(Problem set):
(A) Answer these questions about the psalm passages on Leviathan, one per line:
(i) According to Psalm 74, to whom did God feed Leviathan?
(ii) In Psalm 104, what travels on the sea where Leviathan swims?
(iii) What does Psalm 74 say God put in place?
(B) Can you carry the psalm passages on Leviathan further, picking up after their last sentence?

Psalm 74:14
12 But God has been my king from ancient times, performing acts of deliverance on the earth. 13 You destroyed the sea by your strength; you shattered the heads of the sea monster in the water. 14 You crushed the heads of Leviathan; you fed him to the people who live along the coast. 15 You broke open the spring and the stream; you dried up perpetually flowing rivers. 16 You established the cycle of day and night; you put the moon and sun in place.
Psalm 104:26
24 How many living things you have made, O Lord! You have exhibited great skill in making all of them; the earth is full of the living things you have made. 25 Over here is the deep, wide sea, which teems with innumerable swimming creatures, living things both small and large. 26 The ships travel there, and over here swims Leviathan35 you made to play in it. 27 All your creatures wait for you to provide them with food on a regular basis. 28 You give food to them and they receive it; you open your hand and they are filled with food.

(Stored data):
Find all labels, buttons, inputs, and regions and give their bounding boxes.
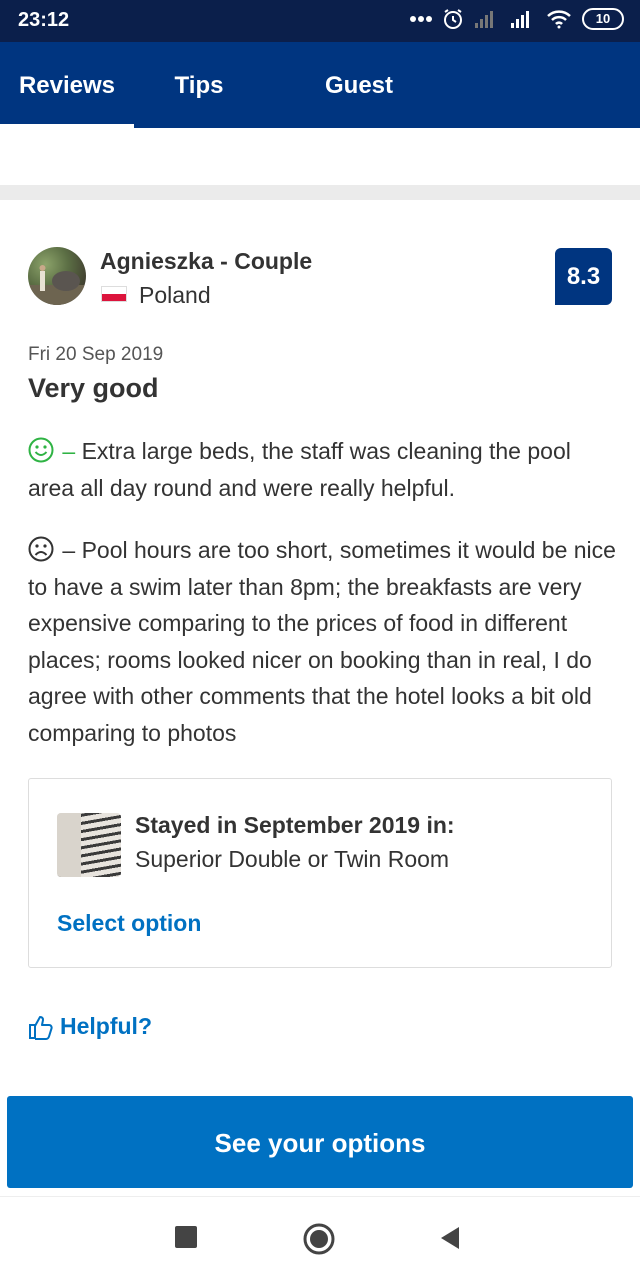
review-negative: – Pool hours are too short, sometimes it…: [28, 532, 618, 751]
status-bar: 23:12 10: [0, 0, 640, 42]
thumbs-up-icon: [29, 1015, 53, 1040]
signal-icon: [511, 11, 529, 28]
stayed-label: Stayed in September 2019 in:: [135, 812, 455, 838]
status-icons: 10: [410, 8, 624, 30]
system-nav-bar: [0, 1196, 640, 1280]
room-card: Stayed in September 2019 in: Superior Do…: [28, 778, 612, 968]
poland-flag-icon: [101, 286, 127, 302]
active-tab-indicator: [0, 124, 134, 128]
recents-icon[interactable]: [175, 1226, 197, 1248]
see-your-options-button[interactable]: See your options: [7, 1096, 633, 1188]
section-divider: [0, 185, 640, 200]
helpful-label: Helpful?: [60, 1013, 152, 1039]
back-icon[interactable]: [439, 1226, 461, 1250]
alarm-icon: [444, 9, 462, 29]
review-score-badge: 8.3: [555, 248, 612, 305]
helpful-button[interactable]: Helpful?: [28, 1013, 152, 1040]
battery-icon: 10: [582, 8, 624, 30]
smiley-face-icon: [28, 437, 54, 463]
positive-text: Extra large beds, the staff was cleaning…: [28, 438, 571, 501]
reviewer-name: Agnieszka - Couple: [100, 248, 313, 274]
review-title: Very good: [28, 373, 159, 403]
review-positive: – Extra large beds, the staff was cleani…: [28, 433, 618, 506]
positive-dash: –: [56, 438, 82, 464]
home-icon[interactable]: [303, 1223, 335, 1255]
sad-face-icon: [28, 536, 54, 562]
negative-dash: –: [56, 537, 82, 563]
tab-tips[interactable]: Tips: [174, 42, 224, 128]
avatar: [28, 247, 86, 305]
reviewer-country: Poland: [139, 282, 211, 308]
wifi-icon: [547, 10, 571, 29]
tab-guest-photos[interactable]: Guest photos: [284, 42, 434, 187]
review-date: Fri 20 Sep 2019: [28, 344, 164, 365]
tab-reviews[interactable]: Reviews: [0, 42, 134, 128]
negative-text: Pool hours are too short, sometimes it w…: [28, 537, 616, 746]
room-thumbnail: [57, 813, 121, 877]
more-dots-icon: [410, 16, 432, 22]
tab-bar: Reviews Tips Guest photos: [0, 42, 640, 187]
avatar-photo: [28, 265, 86, 305]
status-time: 23:12: [18, 9, 70, 31]
room-name: Superior Double or Twin Room: [135, 846, 450, 872]
signal-icon: [475, 11, 493, 28]
select-option-link[interactable]: Select option: [57, 910, 201, 937]
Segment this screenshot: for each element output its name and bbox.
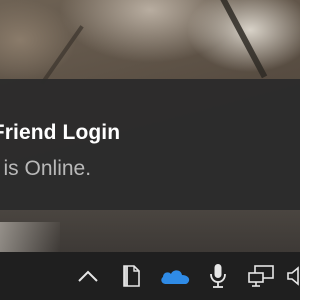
desktop-screen: at Friend Login o is Online. <box>0 0 300 300</box>
show-hidden-icons-button[interactable] <box>76 252 100 300</box>
network-icon <box>248 265 274 287</box>
chevron-up-icon <box>78 270 98 282</box>
volume-tray-button[interactable] <box>286 252 300 300</box>
wallpaper-highlight <box>0 222 60 252</box>
notification-title: at Friend Login <box>0 121 121 144</box>
notification-body: o is Online. <box>0 157 92 180</box>
document-icon <box>123 265 140 287</box>
speaker-icon <box>287 266 299 286</box>
network-tray-button[interactable] <box>246 252 278 300</box>
onedrive-cloud-icon <box>161 270 190 284</box>
onedrive-tray-button[interactable] <box>158 252 192 300</box>
microphone-tray-button[interactable] <box>206 252 230 300</box>
notes-tray-button[interactable] <box>119 252 143 300</box>
microphone-icon <box>210 264 226 288</box>
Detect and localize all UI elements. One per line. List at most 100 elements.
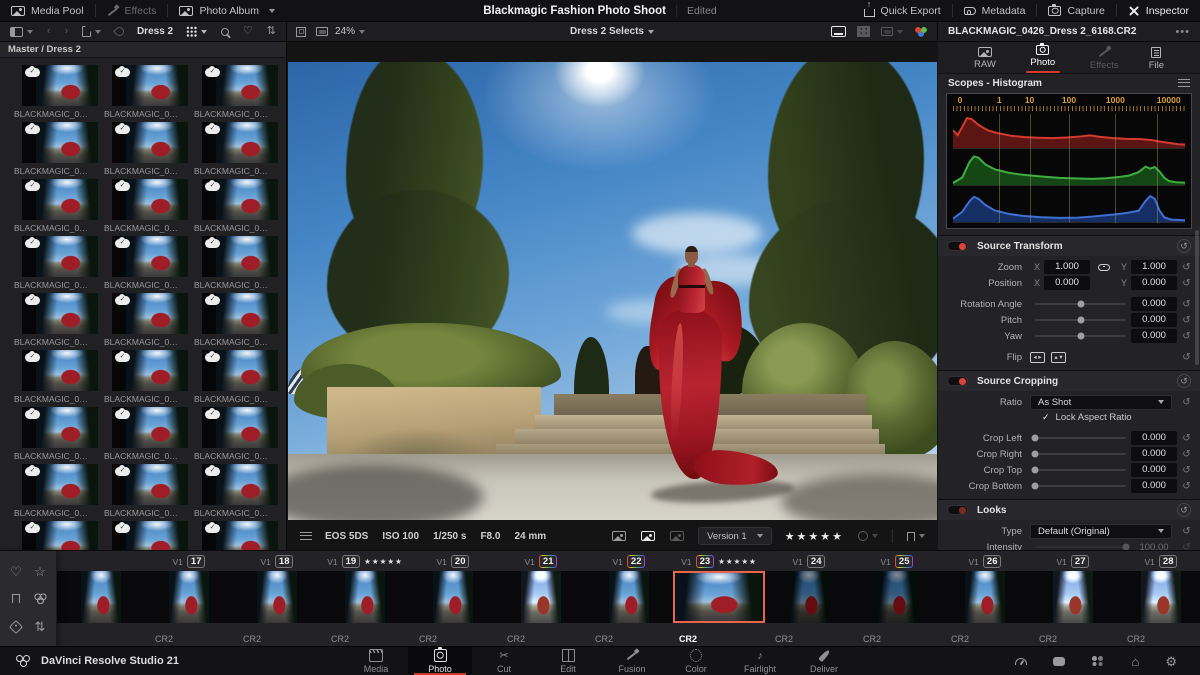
filmstrip-thumbnail[interactable] — [853, 571, 941, 623]
bookmark-icon[interactable] — [11, 594, 21, 604]
inspector-tab[interactable]: Photo — [1026, 42, 1060, 73]
media-item[interactable]: BLACKMAGIC_042... — [8, 234, 98, 291]
star-rating[interactable]: ★★★★★ — [785, 530, 844, 543]
look-type-dropdown[interactable]: Default (Original) — [1030, 523, 1172, 539]
media-thumbnail[interactable] — [112, 122, 188, 163]
media-item[interactable]: BLACKMAGIC_042... — [8, 348, 98, 405]
media-item[interactable]: BLACKMAGIC_042... — [98, 519, 188, 550]
zoom-level[interactable]: 24% — [335, 26, 355, 37]
favorites-filter-button[interactable]: ♡ — [242, 26, 254, 37]
capture-button[interactable]: Capture — [1037, 0, 1115, 21]
ratio-dropdown[interactable]: As Shot — [1030, 394, 1172, 410]
filmstrip-thumbnail[interactable] — [1029, 571, 1117, 623]
media-thumbnail[interactable] — [112, 350, 188, 391]
page-tab[interactable]: Fusion — [600, 647, 664, 675]
x-value-field[interactable]: 1.000 — [1044, 260, 1091, 274]
filmstrip-thumbnail[interactable] — [321, 571, 409, 623]
media-thumbnail[interactable] — [22, 464, 98, 505]
image-reject-button[interactable] — [669, 531, 685, 541]
filmstrip-item[interactable]: V1 22 CR2 — [585, 551, 673, 646]
looks-header[interactable]: Looks ↺ — [938, 500, 1200, 520]
sort-icon[interactable]: ⇅ — [34, 620, 47, 633]
media-item[interactable]: BLACKMAGIC_042... — [188, 519, 278, 550]
media-thumbnail[interactable] — [202, 407, 278, 448]
media-item[interactable]: BLACKMAGIC_042... — [98, 177, 188, 234]
media-item[interactable]: BLACKMAGIC_042... — [8, 405, 98, 462]
keyword-tag-icon[interactable] — [8, 619, 24, 634]
grid-view-toggle-button[interactable] — [856, 26, 871, 37]
value-slider[interactable] — [1035, 437, 1126, 439]
value-field[interactable]: 0.000 — [1131, 431, 1177, 445]
filmstrip-thumbnail[interactable] — [409, 571, 497, 623]
rating-star-icon[interactable]: ☆ — [33, 565, 47, 578]
value-slider[interactable] — [1035, 469, 1126, 471]
media-item[interactable]: BLACKMAGIC_042... — [98, 120, 188, 177]
filmstrip-item[interactable]: V1 18 CR2 — [233, 551, 321, 646]
chat-button[interactable] — [1052, 656, 1066, 666]
media-thumbnail[interactable] — [112, 464, 188, 505]
sort-button[interactable]: ⇅ — [266, 26, 277, 37]
filmstrip-item[interactable]: V1 19 ★★★★★ CR2 — [321, 551, 409, 646]
media-thumbnail[interactable] — [202, 521, 278, 550]
filmstrip-thumbnail[interactable] — [673, 571, 765, 623]
media-item[interactable]: BLACKMAGIC_042... — [188, 63, 278, 120]
settings-button[interactable]: ⚙ — [1164, 655, 1178, 668]
value-field[interactable]: 0.000 — [1131, 329, 1177, 343]
media-thumbnail[interactable] — [202, 293, 278, 334]
inspector-tab[interactable]: Effects — [1090, 44, 1119, 71]
media-thumbnail[interactable] — [22, 350, 98, 391]
value-field[interactable]: 0.000 — [1131, 447, 1177, 461]
reset-icon[interactable]: ↺ — [1179, 262, 1194, 273]
media-thumbnail[interactable] — [22, 65, 98, 106]
reset-icon[interactable]: ↺ — [1179, 465, 1194, 476]
chevron-down-icon[interactable] — [359, 29, 366, 34]
media-thumbnail[interactable] — [202, 236, 278, 277]
options-menu-icon[interactable]: ••• — [1175, 26, 1190, 38]
reset-icon[interactable]: ↺ — [1179, 433, 1194, 444]
filmstrip-thumbnail[interactable] — [57, 571, 145, 623]
section-enable-toggle[interactable] — [947, 376, 968, 386]
source-cropping-header[interactable]: Source Cropping ↺ — [938, 371, 1200, 391]
color-wheels-button[interactable] — [913, 26, 929, 37]
page-tab[interactable]: ♪ Fairlight — [728, 647, 792, 675]
inspector-scrollbar[interactable] — [1195, 230, 1199, 365]
media-item[interactable]: BLACKMAGIC_042... — [188, 291, 278, 348]
value-slider[interactable] — [1035, 303, 1126, 305]
filmstrip-item[interactable]: V1 25 CR2 — [853, 551, 941, 646]
page-tab[interactable]: Media — [344, 647, 408, 675]
lock-aspect-row[interactable]: ✓ Lock Aspect Ratio — [938, 410, 1200, 425]
page-tab[interactable]: Color — [664, 647, 728, 675]
back-button[interactable]: ‹ — [46, 26, 52, 37]
media-item[interactable]: BLACKMAGIC_042... — [188, 405, 278, 462]
reset-icon[interactable]: ↺ — [1179, 397, 1194, 408]
filmstrip-thumbnail[interactable] — [585, 571, 673, 623]
media-item[interactable]: BLACKMAGIC_042... — [8, 291, 98, 348]
page-tab[interactable]: Photo — [408, 646, 472, 675]
media-thumbnail[interactable] — [112, 407, 188, 448]
media-item[interactable]: BLACKMAGIC_042... — [8, 177, 98, 234]
media-thumbnail[interactable] — [112, 65, 188, 106]
filmstrip-item[interactable]: V1 21 CR2 — [497, 551, 585, 646]
grid-view-button[interactable] — [185, 26, 208, 37]
flip-vertical-button[interactable]: ▴ ▾ — [1051, 351, 1066, 363]
section-reset-icon[interactable]: ↺ — [1177, 374, 1191, 388]
value-slider[interactable] — [1035, 335, 1126, 337]
value-slider[interactable] — [1035, 485, 1126, 487]
fit-tool-button[interactable] — [315, 27, 329, 36]
new-bin-button[interactable] — [81, 26, 102, 37]
value-field[interactable]: 0.000 — [1131, 479, 1177, 493]
search-button[interactable] — [220, 27, 230, 36]
inspector-tab[interactable]: File — [1149, 45, 1164, 71]
flag-dropdown[interactable] — [857, 531, 879, 541]
section-enable-toggle[interactable] — [947, 505, 968, 515]
filmstrip-thumbnail[interactable] — [941, 571, 1029, 623]
attach-button[interactable] — [113, 25, 126, 38]
page-tab[interactable]: ✂ Cut — [472, 647, 536, 675]
forward-button[interactable]: › — [64, 26, 70, 37]
reset-icon[interactable]: ↺ — [1179, 278, 1194, 289]
filmstrip-item[interactable]: V1 24 CR2 — [765, 551, 853, 646]
scopes-settings-icon[interactable] — [1178, 78, 1190, 88]
filmstrip-item[interactable]: V1 28 CR2 — [1117, 551, 1200, 646]
media-thumbnail[interactable] — [112, 179, 188, 220]
filmstrip-thumbnail[interactable] — [233, 571, 321, 623]
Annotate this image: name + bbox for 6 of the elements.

(Answers to each task):
(A)
(i) The people who live along the coast.
(ii) The ships.
(iii) The moon and sun.

(B)
Notes and References
"... (Job 40:25-32) ... These words of YHWH to Job are intended to contrast humanity's limited capacities with God's infinite powers. They seem to allude to a lost myth in which YHWH, instead of crushing Leviathan's heads and scattering his remains, caught him like a fish and forced him to plead for his life and to accept eternal vassalage, the great monster becoming merely a plaything of his divine captor. Verse 29, in particular, recalls the mention in Psalm 104:26 of 'Levia than that You formed to sport with.' It is possible that the psalmist has here sanitized the old myth of the Chaoskampf altogether, so that Leviathan appears ab inilio as the plaything of YHWH ... The use of the slain adversary's flesh as food may owe something to the Baal-Mot cycle, because Anat sows the pulverized remains of Mot in the fields, presumably to provide soil or fertilizer for next season's crops. Here an imperfect but revealing parallel with a point in the Egyptian Osiris myth suggests itself, for the murdered god Osiris too is identified with the new grain. In all these cases the struggle that results, in various ways, in a deicide leads also to a meal in which the dead god, indirectly or directly, provides the victuals. Out of death - life. The Talmudic image of a banquet prepared from the flesh of Leviathan owes something also to the phrasing of Psalm 74:14, in which God 'left him as food for the denizens of the desert.' The booth that is to be made for the just from Leviathan's corpse recalls the creation of heaven and earth from the body of Tiamat in the Enuma Elish ..."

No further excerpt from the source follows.